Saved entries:
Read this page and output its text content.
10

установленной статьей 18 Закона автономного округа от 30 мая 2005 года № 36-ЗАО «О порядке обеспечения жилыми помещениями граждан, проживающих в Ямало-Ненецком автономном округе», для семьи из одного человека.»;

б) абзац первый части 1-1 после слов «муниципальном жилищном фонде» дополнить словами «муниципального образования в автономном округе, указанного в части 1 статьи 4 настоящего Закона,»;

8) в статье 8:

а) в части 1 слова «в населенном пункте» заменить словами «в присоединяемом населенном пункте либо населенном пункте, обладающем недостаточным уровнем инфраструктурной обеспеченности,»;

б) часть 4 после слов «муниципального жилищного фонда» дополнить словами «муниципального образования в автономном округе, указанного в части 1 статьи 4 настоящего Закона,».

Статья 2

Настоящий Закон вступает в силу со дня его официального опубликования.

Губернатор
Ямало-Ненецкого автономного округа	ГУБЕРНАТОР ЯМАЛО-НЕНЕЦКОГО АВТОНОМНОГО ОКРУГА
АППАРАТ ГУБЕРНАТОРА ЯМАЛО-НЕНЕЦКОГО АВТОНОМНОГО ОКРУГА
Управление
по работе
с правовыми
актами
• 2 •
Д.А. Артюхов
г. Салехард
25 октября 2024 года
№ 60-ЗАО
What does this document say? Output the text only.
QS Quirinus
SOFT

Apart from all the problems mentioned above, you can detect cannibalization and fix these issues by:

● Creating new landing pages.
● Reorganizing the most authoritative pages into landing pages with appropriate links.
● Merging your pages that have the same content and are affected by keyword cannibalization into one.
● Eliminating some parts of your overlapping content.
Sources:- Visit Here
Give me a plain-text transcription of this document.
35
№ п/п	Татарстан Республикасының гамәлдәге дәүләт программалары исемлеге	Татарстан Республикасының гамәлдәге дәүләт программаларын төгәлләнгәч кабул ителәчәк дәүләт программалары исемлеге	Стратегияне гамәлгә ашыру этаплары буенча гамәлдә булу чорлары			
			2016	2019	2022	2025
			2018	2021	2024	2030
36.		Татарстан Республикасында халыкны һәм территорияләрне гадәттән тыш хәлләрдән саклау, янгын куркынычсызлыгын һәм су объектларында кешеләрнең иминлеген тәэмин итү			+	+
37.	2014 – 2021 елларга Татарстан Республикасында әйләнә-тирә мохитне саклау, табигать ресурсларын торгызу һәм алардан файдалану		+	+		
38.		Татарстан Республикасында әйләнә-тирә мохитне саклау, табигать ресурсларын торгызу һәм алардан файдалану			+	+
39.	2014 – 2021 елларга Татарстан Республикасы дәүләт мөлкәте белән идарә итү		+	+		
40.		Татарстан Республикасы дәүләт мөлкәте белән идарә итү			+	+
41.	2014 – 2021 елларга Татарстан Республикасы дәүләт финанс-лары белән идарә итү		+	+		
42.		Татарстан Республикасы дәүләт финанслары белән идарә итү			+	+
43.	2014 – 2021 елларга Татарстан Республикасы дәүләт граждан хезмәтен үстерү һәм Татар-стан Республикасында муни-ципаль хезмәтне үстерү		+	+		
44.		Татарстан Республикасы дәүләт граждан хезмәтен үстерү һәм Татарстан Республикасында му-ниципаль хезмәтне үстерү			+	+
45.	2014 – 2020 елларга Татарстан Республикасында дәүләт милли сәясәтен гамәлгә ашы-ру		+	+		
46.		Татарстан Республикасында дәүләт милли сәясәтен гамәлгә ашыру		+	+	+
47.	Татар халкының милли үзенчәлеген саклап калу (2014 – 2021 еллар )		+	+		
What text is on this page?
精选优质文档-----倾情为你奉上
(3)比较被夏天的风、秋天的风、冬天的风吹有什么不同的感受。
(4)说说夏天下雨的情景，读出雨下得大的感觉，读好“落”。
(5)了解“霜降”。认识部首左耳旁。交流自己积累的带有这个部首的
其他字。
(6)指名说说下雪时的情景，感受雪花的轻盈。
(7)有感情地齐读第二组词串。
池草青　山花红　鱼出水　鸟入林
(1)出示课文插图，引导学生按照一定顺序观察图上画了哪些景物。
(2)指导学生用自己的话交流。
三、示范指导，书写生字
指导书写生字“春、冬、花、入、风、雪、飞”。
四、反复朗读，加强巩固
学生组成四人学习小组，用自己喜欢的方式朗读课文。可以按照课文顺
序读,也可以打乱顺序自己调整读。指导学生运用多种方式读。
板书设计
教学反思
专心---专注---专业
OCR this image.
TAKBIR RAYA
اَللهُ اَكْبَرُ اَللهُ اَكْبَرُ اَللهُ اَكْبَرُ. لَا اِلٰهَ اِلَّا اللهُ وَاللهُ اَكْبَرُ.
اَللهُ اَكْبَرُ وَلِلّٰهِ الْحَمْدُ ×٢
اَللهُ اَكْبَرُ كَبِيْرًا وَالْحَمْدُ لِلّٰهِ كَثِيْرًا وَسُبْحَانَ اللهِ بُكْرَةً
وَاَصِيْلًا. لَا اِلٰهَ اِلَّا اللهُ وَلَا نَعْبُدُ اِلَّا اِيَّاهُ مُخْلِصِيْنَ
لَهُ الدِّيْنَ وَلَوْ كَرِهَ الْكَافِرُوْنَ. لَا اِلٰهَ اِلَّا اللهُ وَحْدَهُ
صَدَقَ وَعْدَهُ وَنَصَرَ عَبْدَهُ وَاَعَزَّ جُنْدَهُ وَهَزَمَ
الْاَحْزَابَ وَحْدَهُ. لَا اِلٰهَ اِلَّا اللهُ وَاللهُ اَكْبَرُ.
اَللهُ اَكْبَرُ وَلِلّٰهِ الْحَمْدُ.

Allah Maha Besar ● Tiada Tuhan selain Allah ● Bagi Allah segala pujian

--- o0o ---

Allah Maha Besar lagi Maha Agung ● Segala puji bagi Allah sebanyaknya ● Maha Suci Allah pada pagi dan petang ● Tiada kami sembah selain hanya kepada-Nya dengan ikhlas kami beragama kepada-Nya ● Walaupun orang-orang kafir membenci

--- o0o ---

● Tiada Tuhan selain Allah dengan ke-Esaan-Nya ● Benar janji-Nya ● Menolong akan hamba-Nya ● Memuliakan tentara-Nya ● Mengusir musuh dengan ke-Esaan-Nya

TASK STATEMENT:
All of the records must be retyped exactly as they are.

SOLUTION FOR THIS EXERCISE:
Read this page and output its text content.
10

установленной статьей 18 Закона автономного округа от 30 мая 2005 года № 36-ЗАО «О порядке обеспечения жилыми помещениями граждан, проживающих в Ямало-Ненецком автономном округе», для семьи из одного человека.»;

б) абзац первый части 1-1 после слов «муниципальном жилищном фонде» дополнить словами «муниципального образования в автономном округе, указанного в части 1 статьи 4 настоящего Закона,»;

8) в статье 8:

а) в части 1 слова «в населенном пункте» заменить словами «в присоединяемом населенном пункте либо населенном пункте, обладающем недостаточным уровнем инфраструктурной обеспеченности,»;

б) часть 4 после слов «муниципального жилищного фонда» дополнить словами «муниципального образования в автономном округе, указанного в части 1 статьи 4 настоящего Закона,».

Статья 2

Настоящий Закон вступает в силу со дня его официального опубликования.

Губернатор
Ямало-Ненецкого автономного округа	ГУБЕРНАТОР ЯМАЛО-НЕНЕЦКОГО АВТОНОМНОГО ОКРУГА
АППАРАТ ГУБЕРНАТОРА ЯМАЛО-НЕНЕЦКОГО АВТОНОМНОГО ОКРУГА
Управление
по работе
с правовыми
актами
• 2 •
Д.А. Артюхов
г. Салехард
25 октября 2024 года
№ 60-ЗАО
What does this document say? Output the text only.
QS Quirinus
SOFT

Apart from all the problems mentioned above, you can detect cannibalization and fix these issues by:

● Creating new landing pages.
● Reorganizing the most authoritative pages into landing pages with appropriate links.
● Merging your pages that have the same content and are affected by keyword cannibalization into one.
● Eliminating some parts of your overlapping content.
Sources:- Visit Here
Give me a plain-text transcription of this document.
35
№ п/п	Татарстан Республикасының гамәлдәге дәүләт программалары исемлеге	Татарстан Республикасының гамәлдәге дәүләт программаларын төгәлләнгәч кабул ителәчәк дәүләт программалары исемлеге	Стратегияне гамәлгә ашыру этаплары буенча гамәлдә булу чорлары			
			2016	2019	2022	2025
			2018	2021	2024	2030
36.		Татарстан Республикасында халыкны һәм территорияләрне гадәттән тыш хәлләрдән саклау, янгын куркынычсызлыгын һәм су объектларында кешеләрнең иминлеген тәэмин итү			+	+
37.	2014 – 2021 елларга Татарстан Республикасында әйләнә-тирә мохитне саклау, табигать ресурсларын торгызу һәм алардан файдалану		+	+		
38.		Татарстан Республикасында әйләнә-тирә мохитне саклау, табигать ресурсларын торгызу һәм алардан файдалану			+	+
39.	2014 – 2021 елларга Татарстан Республикасы дәүләт мөлкәте белән идарә итү		+	+		
40.		Татарстан Республикасы дәүләт мөлкәте белән идарә итү			+	+
41.	2014 – 2021 елларга Татарстан Республикасы дәүләт финанс-лары белән идарә итү		+	+		
42.		Татарстан Республикасы дәүләт финанслары белән идарә итү			+	+
43.	2014 – 2021 елларга Татарстан Республикасы дәүләт граждан хезмәтен үстерү һәм Татар-стан Республикасында муни-ципаль хезмәтне үстерү		+	+		
44.		Татарстан Республикасы дәүләт граждан хезмәтен үстерү һәм Татарстан Республикасында му-ниципаль хезмәтне үстерү			+	+
45.	2014 – 2020 елларга Татарстан Республикасында дәүләт милли сәясәтен гамәлгә ашы-ру		+	+		
46.		Татарстан Республикасында дәүләт милли сәясәтен гамәлгә ашыру		+	+	+
47.	Татар халкының милли үзенчәлеген саклап калу (2014 – 2021 еллар )		+	+		
What text is on this page?
精选优质文档-----倾情为你奉上
(3)比较被夏天的风、秋天的风、冬天的风吹有什么不同的感受。
(4)说说夏天下雨的情景，读出雨下得大的感觉，读好“落”。
(5)了解“霜降”。认识部首左耳旁。交流自己积累的带有这个部首的
其他字。
(6)指名说说下雪时的情景，感受雪花的轻盈。
(7)有感情地齐读第二组词串。
池草青　山花红　鱼出水　鸟入林
(1)出示课文插图，引导学生按照一定顺序观察图上画了哪些景物。
(2)指导学生用自己的话交流。
三、示范指导，书写生字
指导书写生字“春、冬、花、入、风、雪、飞”。
四、反复朗读，加强巩固
学生组成四人学习小组，用自己喜欢的方式朗读课文。可以按照课文顺
序读,也可以打乱顺序自己调整读。指导学生运用多种方式读。
板书设计
教学反思
专心---专注---专业
OCR this image.
TAKBIR RAYA
اَللهُ اَكْبَرُ اَللهُ اَكْبَرُ اَللهُ اَكْبَرُ. لَا اِلٰهَ اِلَّا اللهُ وَاللهُ اَكْبَرُ.
اَللهُ اَكْبَرُ وَلِلّٰهِ الْحَمْدُ ×٢
اَللهُ اَكْبَرُ كَبِيْرًا وَالْحَمْدُ لِلّٰهِ كَثِيْرًا وَسُبْحَانَ اللهِ بُكْرَةً
وَاَصِيْلًا. لَا اِلٰهَ اِلَّا اللهُ وَلَا نَعْبُدُ اِلَّا اِيَّاهُ مُخْلِصِيْنَ
لَهُ الدِّيْنَ وَلَوْ كَرِهَ الْكَافِرُوْنَ. لَا اِلٰهَ اِلَّا اللهُ وَحْدَهُ
صَدَقَ وَعْدَهُ وَنَصَرَ عَبْدَهُ وَاَعَزَّ جُنْدَهُ وَهَزَمَ
الْاَحْزَابَ وَحْدَهُ. لَا اِلٰهَ اِلَّا اللهُ وَاللهُ اَكْبَرُ.
اَللهُ اَكْبَرُ وَلِلّٰهِ الْحَمْدُ.

Allah Maha Besar ● Tiada Tuhan selain Allah ● Bagi Allah segala pujian

--- o0o ---

Allah Maha Besar lagi Maha Agung ● Segala puji bagi Allah sebanyaknya ● Maha Suci Allah pada pagi dan petang ● Tiada kami sembah selain hanya kepada-Nya dengan ikhlas kami beragama kepada-Nya ● Walaupun orang-orang kafir membenci

--- o0o ---

● Tiada Tuhan selain Allah dengan ke-Esaan-Nya ● Benar janji-Nya ● Menolong akan hamba-Nya ● Memuliakan tentara-Nya ● Mengusir musuh dengan ke-Esaan-Nya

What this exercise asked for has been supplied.